:: Entries ::

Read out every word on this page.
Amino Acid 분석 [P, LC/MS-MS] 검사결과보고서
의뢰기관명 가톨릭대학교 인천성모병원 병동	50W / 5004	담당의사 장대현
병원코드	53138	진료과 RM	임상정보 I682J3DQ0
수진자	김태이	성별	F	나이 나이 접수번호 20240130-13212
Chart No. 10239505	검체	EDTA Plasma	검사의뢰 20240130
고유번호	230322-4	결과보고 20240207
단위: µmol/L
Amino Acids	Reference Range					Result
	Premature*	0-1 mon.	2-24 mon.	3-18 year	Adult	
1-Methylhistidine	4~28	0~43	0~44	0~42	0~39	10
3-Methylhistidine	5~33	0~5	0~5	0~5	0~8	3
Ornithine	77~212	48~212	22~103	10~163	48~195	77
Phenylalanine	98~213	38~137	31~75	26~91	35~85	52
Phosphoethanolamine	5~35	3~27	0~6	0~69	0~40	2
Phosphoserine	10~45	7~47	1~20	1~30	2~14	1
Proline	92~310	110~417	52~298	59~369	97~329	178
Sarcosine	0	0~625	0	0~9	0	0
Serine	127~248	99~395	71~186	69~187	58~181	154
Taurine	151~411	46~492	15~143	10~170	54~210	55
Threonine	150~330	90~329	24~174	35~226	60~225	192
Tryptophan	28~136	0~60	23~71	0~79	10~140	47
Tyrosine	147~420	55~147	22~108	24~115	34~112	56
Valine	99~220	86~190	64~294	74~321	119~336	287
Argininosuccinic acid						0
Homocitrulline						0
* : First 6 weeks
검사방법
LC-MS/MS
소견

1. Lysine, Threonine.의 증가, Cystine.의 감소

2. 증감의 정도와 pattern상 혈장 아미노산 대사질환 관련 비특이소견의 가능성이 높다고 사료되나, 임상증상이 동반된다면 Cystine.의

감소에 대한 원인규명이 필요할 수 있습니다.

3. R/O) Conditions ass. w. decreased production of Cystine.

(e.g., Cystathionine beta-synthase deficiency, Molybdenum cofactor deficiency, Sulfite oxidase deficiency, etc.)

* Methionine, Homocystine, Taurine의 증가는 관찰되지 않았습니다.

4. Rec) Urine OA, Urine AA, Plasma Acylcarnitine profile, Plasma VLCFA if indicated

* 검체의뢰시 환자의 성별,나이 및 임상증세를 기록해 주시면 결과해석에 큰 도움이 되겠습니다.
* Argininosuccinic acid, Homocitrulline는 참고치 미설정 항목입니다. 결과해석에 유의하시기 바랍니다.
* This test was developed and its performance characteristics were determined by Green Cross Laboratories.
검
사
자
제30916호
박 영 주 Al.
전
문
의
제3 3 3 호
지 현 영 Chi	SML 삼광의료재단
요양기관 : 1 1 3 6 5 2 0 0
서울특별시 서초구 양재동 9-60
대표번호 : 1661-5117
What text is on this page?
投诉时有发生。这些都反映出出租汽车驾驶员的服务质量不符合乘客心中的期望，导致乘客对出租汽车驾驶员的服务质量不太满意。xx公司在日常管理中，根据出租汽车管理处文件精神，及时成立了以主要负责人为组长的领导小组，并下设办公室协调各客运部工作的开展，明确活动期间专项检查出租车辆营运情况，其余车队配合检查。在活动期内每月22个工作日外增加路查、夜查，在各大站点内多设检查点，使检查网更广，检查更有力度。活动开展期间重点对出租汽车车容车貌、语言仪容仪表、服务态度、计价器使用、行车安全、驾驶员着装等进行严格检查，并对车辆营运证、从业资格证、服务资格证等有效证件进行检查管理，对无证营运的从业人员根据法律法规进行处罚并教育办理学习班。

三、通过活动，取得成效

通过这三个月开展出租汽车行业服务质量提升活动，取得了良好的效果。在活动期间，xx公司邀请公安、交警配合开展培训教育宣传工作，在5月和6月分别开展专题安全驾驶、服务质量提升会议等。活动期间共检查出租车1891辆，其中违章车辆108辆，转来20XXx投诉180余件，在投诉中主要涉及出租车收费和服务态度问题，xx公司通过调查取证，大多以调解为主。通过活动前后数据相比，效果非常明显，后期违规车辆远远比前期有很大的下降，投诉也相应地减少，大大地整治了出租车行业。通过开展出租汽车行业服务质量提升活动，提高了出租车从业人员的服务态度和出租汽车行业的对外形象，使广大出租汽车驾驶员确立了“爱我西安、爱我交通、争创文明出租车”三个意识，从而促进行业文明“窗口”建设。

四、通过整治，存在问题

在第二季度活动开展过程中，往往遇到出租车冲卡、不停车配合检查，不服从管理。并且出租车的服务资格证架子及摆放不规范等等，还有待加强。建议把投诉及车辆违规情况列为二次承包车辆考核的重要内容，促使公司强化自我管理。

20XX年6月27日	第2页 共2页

:::

» Task: Print all the data exactly.

» Reply to the task:
Read out every word on this page.
Amino Acid 분석 [P, LC/MS-MS] 검사결과보고서
의뢰기관명 가톨릭대학교 인천성모병원 병동	50W / 5004	담당의사 장대현
병원코드	53138	진료과 RM	임상정보 I682J3DQ0
수진자	김태이	성별	F	나이 나이 접수번호 20240130-13212
Chart No. 10239505	검체	EDTA Plasma	검사의뢰 20240130
고유번호	230322-4	결과보고 20240207
단위: µmol/L
Amino Acids	Reference Range					Result
	Premature*	0-1 mon.	2-24 mon.	3-18 year	Adult	
1-Methylhistidine	4~28	0~43	0~44	0~42	0~39	10
3-Methylhistidine	5~33	0~5	0~5	0~5	0~8	3
Ornithine	77~212	48~212	22~103	10~163	48~195	77
Phenylalanine	98~213	38~137	31~75	26~91	35~85	52
Phosphoethanolamine	5~35	3~27	0~6	0~69	0~40	2
Phosphoserine	10~45	7~47	1~20	1~30	2~14	1
Proline	92~310	110~417	52~298	59~369	97~329	178
Sarcosine	0	0~625	0	0~9	0	0
Serine	127~248	99~395	71~186	69~187	58~181	154
Taurine	151~411	46~492	15~143	10~170	54~210	55
Threonine	150~330	90~329	24~174	35~226	60~225	192
Tryptophan	28~136	0~60	23~71	0~79	10~140	47
Tyrosine	147~420	55~147	22~108	24~115	34~112	56
Valine	99~220	86~190	64~294	74~321	119~336	287
Argininosuccinic acid						0
Homocitrulline						0
* : First 6 weeks
검사방법
LC-MS/MS
소견

1. Lysine, Threonine.의 증가, Cystine.의 감소

2. 증감의 정도와 pattern상 혈장 아미노산 대사질환 관련 비특이소견의 가능성이 높다고 사료되나, 임상증상이 동반된다면 Cystine.의

감소에 대한 원인규명이 필요할 수 있습니다.

3. R/O) Conditions ass. w. decreased production of Cystine.

(e.g., Cystathionine beta-synthase deficiency, Molybdenum cofactor deficiency, Sulfite oxidase deficiency, etc.)

* Methionine, Homocystine, Taurine의 증가는 관찰되지 않았습니다.

4. Rec) Urine OA, Urine AA, Plasma Acylcarnitine profile, Plasma VLCFA if indicated

* 검체의뢰시 환자의 성별,나이 및 임상증세를 기록해 주시면 결과해석에 큰 도움이 되겠습니다.
* Argininosuccinic acid, Homocitrulline는 참고치 미설정 항목입니다. 결과해석에 유의하시기 바랍니다.
* This test was developed and its performance characteristics were determined by Green Cross Laboratories.
검
사
자
제30916호
박 영 주 Al.
전
문
의
제3 3 3 호
지 현 영 Chi	SML 삼광의료재단
요양기관 : 1 1 3 6 5 2 0 0
서울특별시 서초구 양재동 9-60
대표번호 : 1661-5117
What text is on this page?
投诉时有发生。这些都反映出出租汽车驾驶员的服务质量不符合乘客心中的期望，导致乘客对出租汽车驾驶员的服务质量不太满意。xx公司在日常管理中，根据出租汽车管理处文件精神，及时成立了以主要负责人为组长的领导小组，并下设办公室协调各客运部工作的开展，明确活动期间专项检查出租车辆营运情况，其余车队配合检查。在活动期内每月22个工作日外增加路查、夜查，在各大站点内多设检查点，使检查网更广，检查更有力度。活动开展期间重点对出租汽车车容车貌、语言仪容仪表、服务态度、计价器使用、行车安全、驾驶员着装等进行严格检查，并对车辆营运证、从业资格证、服务资格证等有效证件进行检查管理，对无证营运的从业人员根据法律法规进行处罚并教育办理学习班。

三、通过活动，取得成效

通过这三个月开展出租汽车行业服务质量提升活动，取得了良好的效果。在活动期间，xx公司邀请公安、交警配合开展培训教育宣传工作，在5月和6月分别开展专题安全驾驶、服务质量提升会议等。活动期间共检查出租车1891辆，其中违章车辆108辆，转来20XXx投诉180余件，在投诉中主要涉及出租车收费和服务态度问题，xx公司通过调查取证，大多以调解为主。通过活动前后数据相比，效果非常明显，后期违规车辆远远比前期有很大的下降，投诉也相应地减少，大大地整治了出租车行业。通过开展出租汽车行业服务质量提升活动，提高了出租车从业人员的服务态度和出租汽车行业的对外形象，使广大出租汽车驾驶员确立了“爱我西安、爱我交通、争创文明出租车”三个意识，从而促进行业文明“窗口”建设。

四、通过整治，存在问题

在第二季度活动开展过程中，往往遇到出租车冲卡、不停车配合检查，不服从管理。并且出租车的服务资格证架子及摆放不规范等等，还有待加强。建议把投诉及车辆违规情况列为二次承包车辆考核的重要内容，促使公司强化自我管理。

20XX年6月27日	第2页 共2页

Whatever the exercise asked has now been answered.